:: WRITTEN TASK ::
Exclude the pictures and return every line exactly as written.

%%

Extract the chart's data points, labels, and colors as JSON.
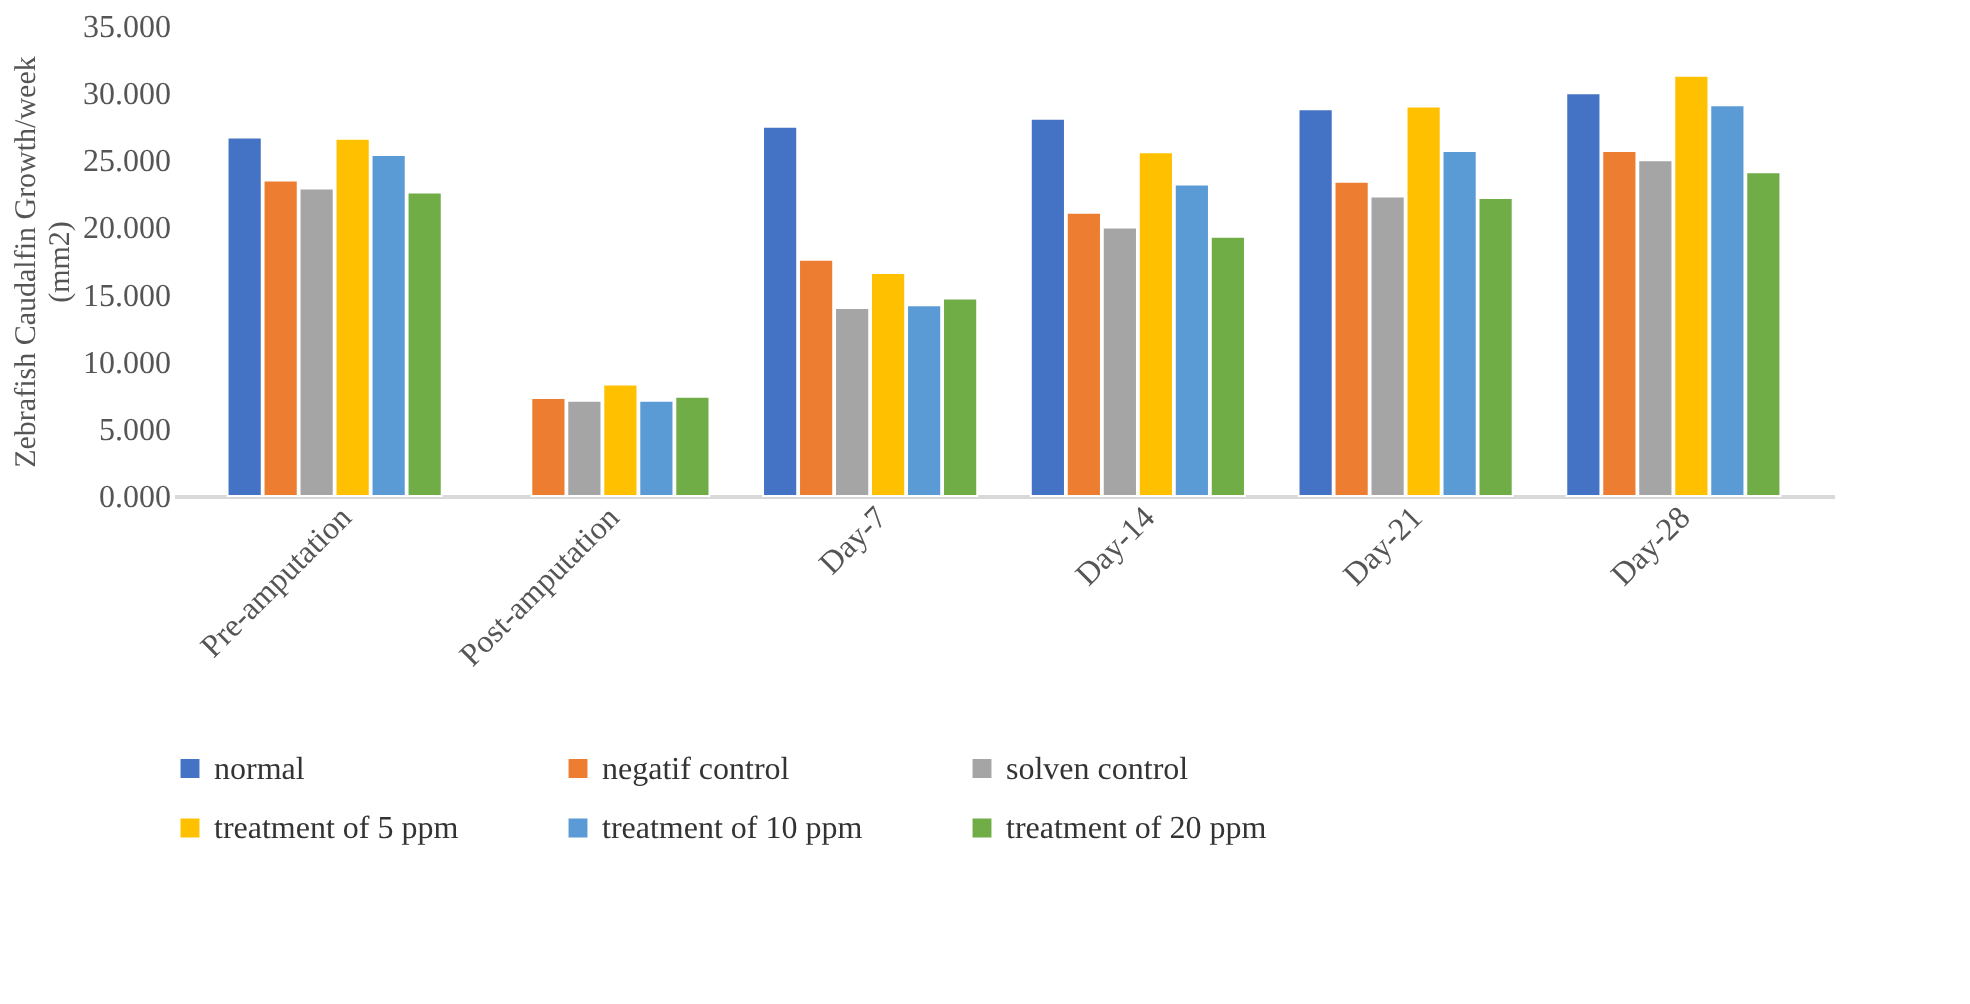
{
  "chart_data": {
    "type": "bar",
    "ylabel": "Zebrafish Caudalfin Growth/week (mm2)",
    "categories": [
      "Pre-amputation",
      "Post-amputation",
      "Day-7",
      "Day-14",
      "Day-21",
      "Day-28"
    ],
    "series": [
      {
        "name": "normal",
        "color": "#4472c4",
        "values": [
          26.7,
          null,
          27.5,
          28.1,
          28.8,
          30.0
        ]
      },
      {
        "name": "negatif control",
        "color": "#ed7d31",
        "values": [
          23.5,
          7.3,
          17.6,
          21.1,
          23.4,
          25.7
        ]
      },
      {
        "name": "solven control",
        "color": "#a5a5a5",
        "values": [
          22.9,
          7.1,
          14.0,
          20.0,
          22.3,
          25.0
        ]
      },
      {
        "name": "treatment of 5 ppm",
        "color": "#ffc000",
        "values": [
          26.6,
          8.3,
          16.6,
          25.6,
          29.0,
          31.3
        ]
      },
      {
        "name": "treatment of 10 ppm",
        "color": "#5b9bd5",
        "values": [
          25.4,
          7.1,
          14.2,
          23.2,
          25.7,
          29.1
        ]
      },
      {
        "name": "treatment of 20 ppm",
        "color": "#70ad47",
        "values": [
          22.6,
          7.4,
          14.7,
          19.3,
          22.2,
          24.1
        ]
      }
    ],
    "ylim": [
      0,
      35
    ],
    "yticks": [
      {
        "value": 0,
        "label": "0.000"
      },
      {
        "value": 5,
        "label": "5.000"
      },
      {
        "value": 10,
        "label": "10.000"
      },
      {
        "value": 15,
        "label": "15.000"
      },
      {
        "value": 20,
        "label": "20.000"
      },
      {
        "value": 25,
        "label": "25.000"
      },
      {
        "value": 30,
        "label": "30.000"
      },
      {
        "value": 35,
        "label": "35.000"
      }
    ],
    "grid": false,
    "legend": "bottom"
  }
}
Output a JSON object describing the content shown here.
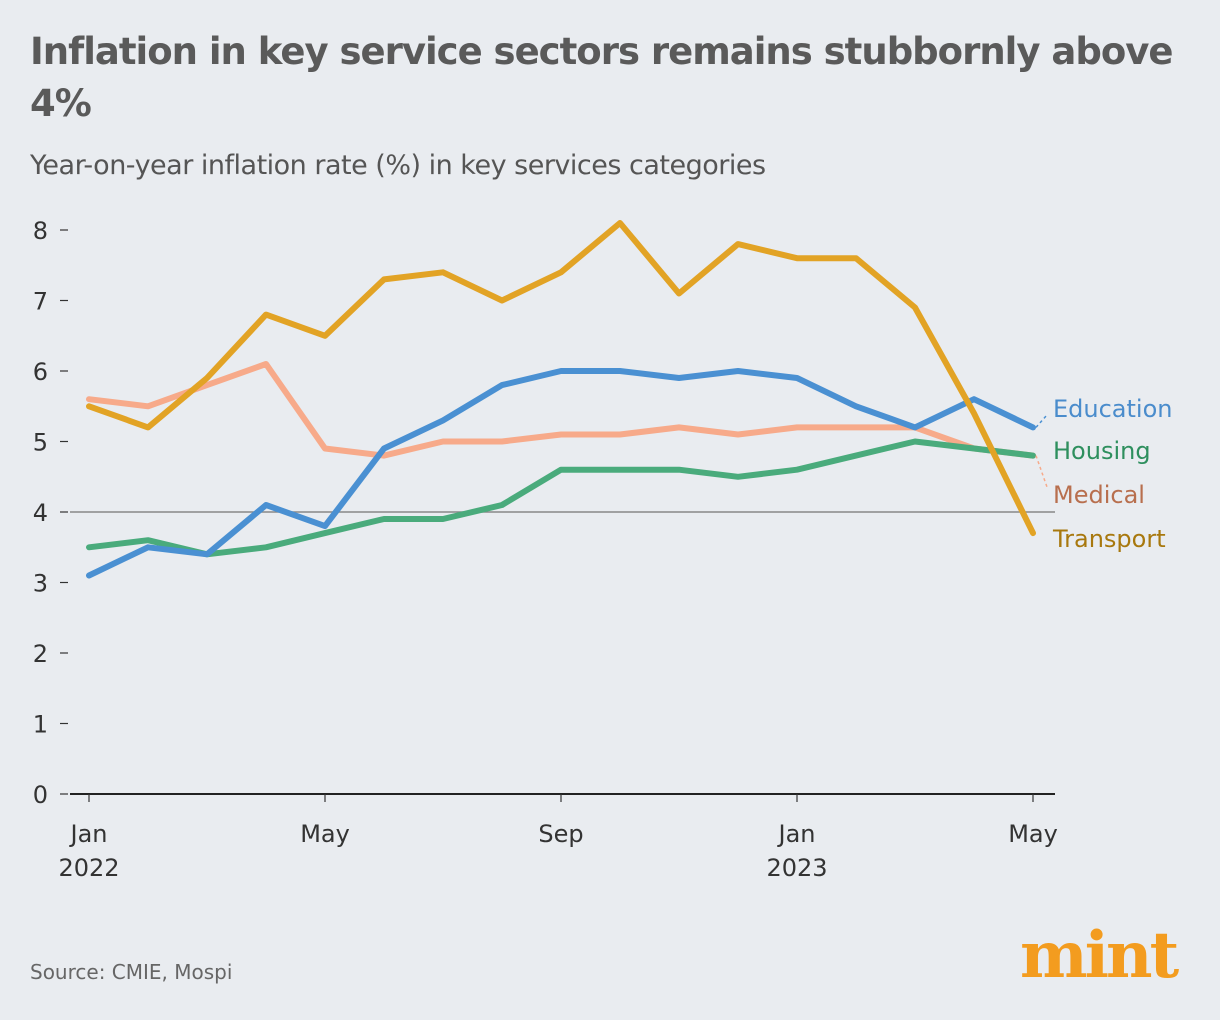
{
  "chart_data": {
    "type": "line",
    "title": "Inflation in key service sectors remains stubbornly above 4%",
    "subtitle": "Year-on-year inflation rate (%) in key services categories",
    "x": [
      "2022-01",
      "2022-02",
      "2022-03",
      "2022-04",
      "2022-05",
      "2022-06",
      "2022-07",
      "2022-08",
      "2022-09",
      "2022-10",
      "2022-11",
      "2022-12",
      "2023-01",
      "2023-02",
      "2023-03",
      "2023-04",
      "2023-05"
    ],
    "x_ticks": [
      {
        "at": 0,
        "label": "Jan",
        "year": "2022"
      },
      {
        "at": 4,
        "label": "May",
        "year": ""
      },
      {
        "at": 8,
        "label": "Sep",
        "year": ""
      },
      {
        "at": 12,
        "label": "Jan",
        "year": "2023"
      },
      {
        "at": 16,
        "label": "May",
        "year": ""
      }
    ],
    "y_ticks": [
      "0",
      "1",
      "2",
      "3",
      "4",
      "5",
      "6",
      "7",
      "8"
    ],
    "ylim": [
      0,
      8
    ],
    "reference_line": 4,
    "grid": false,
    "legend": "right (direct labels)",
    "series": [
      {
        "name": "Transport",
        "color": "#e2a325",
        "label_color": "#a8780e",
        "values": [
          5.5,
          5.2,
          5.9,
          6.8,
          6.5,
          7.3,
          7.4,
          7.0,
          7.4,
          8.1,
          7.1,
          7.8,
          7.6,
          7.6,
          6.9,
          5.4,
          3.7
        ]
      },
      {
        "name": "Education",
        "color": "#4a90d2",
        "label_color": "#4a8ccc",
        "values": [
          3.1,
          3.5,
          3.4,
          4.1,
          3.8,
          4.9,
          5.3,
          5.8,
          6.0,
          6.0,
          5.9,
          6.0,
          5.9,
          5.5,
          5.2,
          5.6,
          5.2
        ]
      },
      {
        "name": "Medical",
        "color": "#f7aa8a",
        "label_color": "#b86f4e",
        "values": [
          5.6,
          5.5,
          5.8,
          6.1,
          4.9,
          4.8,
          5.0,
          5.0,
          5.1,
          5.1,
          5.2,
          5.1,
          5.2,
          5.2,
          5.2,
          4.9,
          4.8
        ]
      },
      {
        "name": "Housing",
        "color": "#4aab7c",
        "label_color": "#2e8f5e",
        "values": [
          3.5,
          3.6,
          3.4,
          3.5,
          3.7,
          3.9,
          3.9,
          4.1,
          4.6,
          4.6,
          4.6,
          4.5,
          4.6,
          4.8,
          5.0,
          4.9,
          4.8
        ]
      }
    ]
  },
  "source": "Source: CMIE, Mospi",
  "logo": "mint"
}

%%

:: SOLUTION TO THIS EXERCISE ::
Extract the chart's data points, labels, and colors as JSON.
{
  "chart_data": {
    "type": "bar",
    "ylabel": "Zebrafish Caudalfin Growth/week (mm2)",
    "categories": [
      "Pre-amputation",
      "Post-amputation",
      "Day-7",
      "Day-14",
      "Day-21",
      "Day-28"
    ],
    "series": [
      {
        "name": "normal",
        "color": "#4472c4",
        "values": [
          26.7,
          null,
          27.5,
          28.1,
          28.8,
          30.0
        ]
      },
      {
        "name": "negatif control",
        "color": "#ed7d31",
        "values": [
          23.5,
          7.3,
          17.6,
          21.1,
          23.4,
          25.7
        ]
      },
      {
        "name": "solven control",
        "color": "#a5a5a5",
        "values": [
          22.9,
          7.1,
          14.0,
          20.0,
          22.3,
          25.0
        ]
      },
      {
        "name": "treatment of 5 ppm",
        "color": "#ffc000",
        "values": [
          26.6,
          8.3,
          16.6,
          25.6,
          29.0,
          31.3
        ]
      },
      {
        "name": "treatment of 10 ppm",
        "color": "#5b9bd5",
        "values": [
          25.4,
          7.1,
          14.2,
          23.2,
          25.7,
          29.1
        ]
      },
      {
        "name": "treatment of 20 ppm",
        "color": "#70ad47",
        "values": [
          22.6,
          7.4,
          14.7,
          19.3,
          22.2,
          24.1
        ]
      }
    ],
    "ylim": [
      0,
      35
    ],
    "yticks": [
      {
        "value": 0,
        "label": "0.000"
      },
      {
        "value": 5,
        "label": "5.000"
      },
      {
        "value": 10,
        "label": "10.000"
      },
      {
        "value": 15,
        "label": "15.000"
      },
      {
        "value": 20,
        "label": "20.000"
      },
      {
        "value": 25,
        "label": "25.000"
      },
      {
        "value": 30,
        "label": "30.000"
      },
      {
        "value": 35,
        "label": "35.000"
      }
    ],
    "grid": false,
    "legend": "bottom"
  }
}
Output a JSON object describing the content shown here.
{
  "chart_data": {
    "type": "line",
    "title": "Inflation in key service sectors remains stubbornly above 4%",
    "subtitle": "Year-on-year inflation rate (%) in key services categories",
    "x": [
      "2022-01",
      "2022-02",
      "2022-03",
      "2022-04",
      "2022-05",
      "2022-06",
      "2022-07",
      "2022-08",
      "2022-09",
      "2022-10",
      "2022-11",
      "2022-12",
      "2023-01",
      "2023-02",
      "2023-03",
      "2023-04",
      "2023-05"
    ],
    "x_ticks": [
      {
        "at": 0,
        "label": "Jan",
        "year": "2022"
      },
      {
        "at": 4,
        "label": "May",
        "year": ""
      },
      {
        "at": 8,
        "label": "Sep",
        "year": ""
      },
      {
        "at": 12,
        "label": "Jan",
        "year": "2023"
      },
      {
        "at": 16,
        "label": "May",
        "year": ""
      }
    ],
    "y_ticks": [
      "0",
      "1",
      "2",
      "3",
      "4",
      "5",
      "6",
      "7",
      "8"
    ],
    "ylim": [
      0,
      8
    ],
    "reference_line": 4,
    "grid": false,
    "legend": "right (direct labels)",
    "series": [
      {
        "name": "Transport",
        "color": "#e2a325",
        "label_color": "#a8780e",
        "values": [
          5.5,
          5.2,
          5.9,
          6.8,
          6.5,
          7.3,
          7.4,
          7.0,
          7.4,
          8.1,
          7.1,
          7.8,
          7.6,
          7.6,
          6.9,
          5.4,
          3.7
        ]
      },
      {
        "name": "Education",
        "color": "#4a90d2",
        "label_color": "#4a8ccc",
        "values": [
          3.1,
          3.5,
          3.4,
          4.1,
          3.8,
          4.9,
          5.3,
          5.8,
          6.0,
          6.0,
          5.9,
          6.0,
          5.9,
          5.5,
          5.2,
          5.6,
          5.2
        ]
      },
      {
        "name": "Medical",
        "color": "#f7aa8a",
        "label_color": "#b86f4e",
        "values": [
          5.6,
          5.5,
          5.8,
          6.1,
          4.9,
          4.8,
          5.0,
          5.0,
          5.1,
          5.1,
          5.2,
          5.1,
          5.2,
          5.2,
          5.2,
          4.9,
          4.8
        ]
      },
      {
        "name": "Housing",
        "color": "#4aab7c",
        "label_color": "#2e8f5e",
        "values": [
          3.5,
          3.6,
          3.4,
          3.5,
          3.7,
          3.9,
          3.9,
          4.1,
          4.6,
          4.6,
          4.6,
          4.5,
          4.6,
          4.8,
          5.0,
          4.9,
          4.8
        ]
      }
    ]
  },
  "source": "Source: CMIE, Mospi",
  "logo": "mint"
}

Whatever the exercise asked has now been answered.